BRIEF:
Write every record out again exactly as given.

[Source data]
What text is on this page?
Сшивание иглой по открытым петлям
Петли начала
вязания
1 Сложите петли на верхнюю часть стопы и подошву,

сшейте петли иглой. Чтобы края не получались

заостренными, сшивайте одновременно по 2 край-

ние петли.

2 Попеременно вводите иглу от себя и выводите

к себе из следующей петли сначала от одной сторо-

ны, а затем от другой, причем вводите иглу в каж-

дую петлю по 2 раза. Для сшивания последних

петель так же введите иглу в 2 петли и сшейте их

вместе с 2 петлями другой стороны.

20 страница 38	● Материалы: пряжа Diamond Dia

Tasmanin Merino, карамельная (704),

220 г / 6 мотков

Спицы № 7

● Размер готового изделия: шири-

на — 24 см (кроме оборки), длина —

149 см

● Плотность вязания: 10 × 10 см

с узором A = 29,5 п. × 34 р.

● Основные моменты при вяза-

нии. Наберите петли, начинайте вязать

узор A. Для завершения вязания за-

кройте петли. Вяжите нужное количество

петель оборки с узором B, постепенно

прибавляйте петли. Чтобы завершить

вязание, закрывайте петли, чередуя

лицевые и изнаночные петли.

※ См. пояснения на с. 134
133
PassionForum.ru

EXERCISE RESPONSE:
What text is on this page?
Сшивание иглой по открытым петлям
Петли начала
вязания
1 Сложите петли на верхнюю часть стопы и подошву,

сшейте петли иглой. Чтобы края не получались

заостренными, сшивайте одновременно по 2 край-

ние петли.

2 Попеременно вводите иглу от себя и выводите

к себе из следующей петли сначала от одной сторо-

ны, а затем от другой, причем вводите иглу в каж-

дую петлю по 2 раза. Для сшивания последних

петель так же введите иглу в 2 петли и сшейте их

вместе с 2 петлями другой стороны.

20 страница 38	● Материалы: пряжа Diamond Dia

Tasmanin Merino, карамельная (704),

220 г / 6 мотков

Спицы № 7

● Размер готового изделия: шири-

на — 24 см (кроме оборки), длина —

149 см

● Плотность вязания: 10 × 10 см

с узором A = 29,5 п. × 34 р.

● Основные моменты при вяза-

нии. Наберите петли, начинайте вязать

узор A. Для завершения вязания за-

кройте петли. Вяжите нужное количество

петель оборки с узором B, постепенно

прибавляйте петли. Чтобы завершить

вязание, закрывайте петли, чередуя

лицевые и изнаночные петли.

※ См. пояснения на с. 134
133
PassionForum.ru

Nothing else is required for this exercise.